Problem to work on - Check every line below for the string "color", and copy the lines that contain it.

Items -
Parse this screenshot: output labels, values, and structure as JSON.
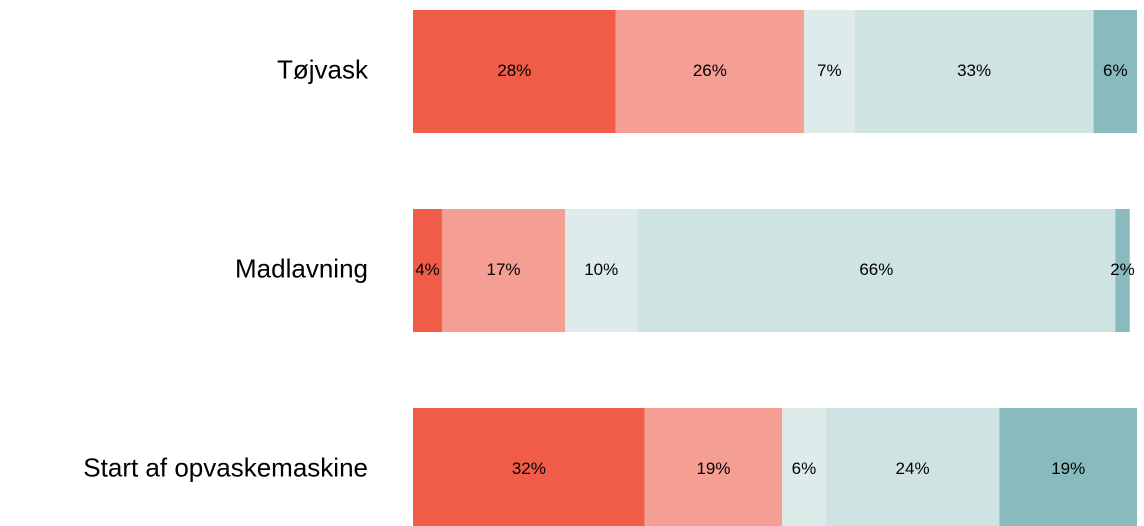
{
  "chart_data": {
    "type": "stacked-bar-horizontal",
    "categories": [
      "Tøjvask",
      "Madlavning",
      "Start af opvaskemaskine"
    ],
    "xlim": [
      0,
      100
    ],
    "series": [
      {
        "color": "#f05c48",
        "values": [
          28,
          4,
          32
        ],
        "value_labels": [
          "28%",
          "4%",
          "32%"
        ]
      },
      {
        "color": "#f59e93",
        "values": [
          26,
          17,
          19
        ],
        "value_labels": [
          "26%",
          "17%",
          "19%"
        ]
      },
      {
        "color": "#ddeceb",
        "values": [
          7,
          10,
          6
        ],
        "value_labels": [
          "7%",
          "10%",
          "6%"
        ]
      },
      {
        "color": "#cfe4e2",
        "values": [
          33,
          66,
          24
        ],
        "value_labels": [
          "33%",
          "66%",
          "24%"
        ]
      },
      {
        "color": "#88babe",
        "values": [
          6,
          2,
          19
        ],
        "value_labels": [
          "6%",
          "2%",
          "19%"
        ]
      }
    ]
  }
}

Answer to the exercise -
        "color": "#f05c48",
        "color": "#f59e93",
        "color": "#ddeceb",
        "color": "#cfe4e2",
        "color": "#88babe",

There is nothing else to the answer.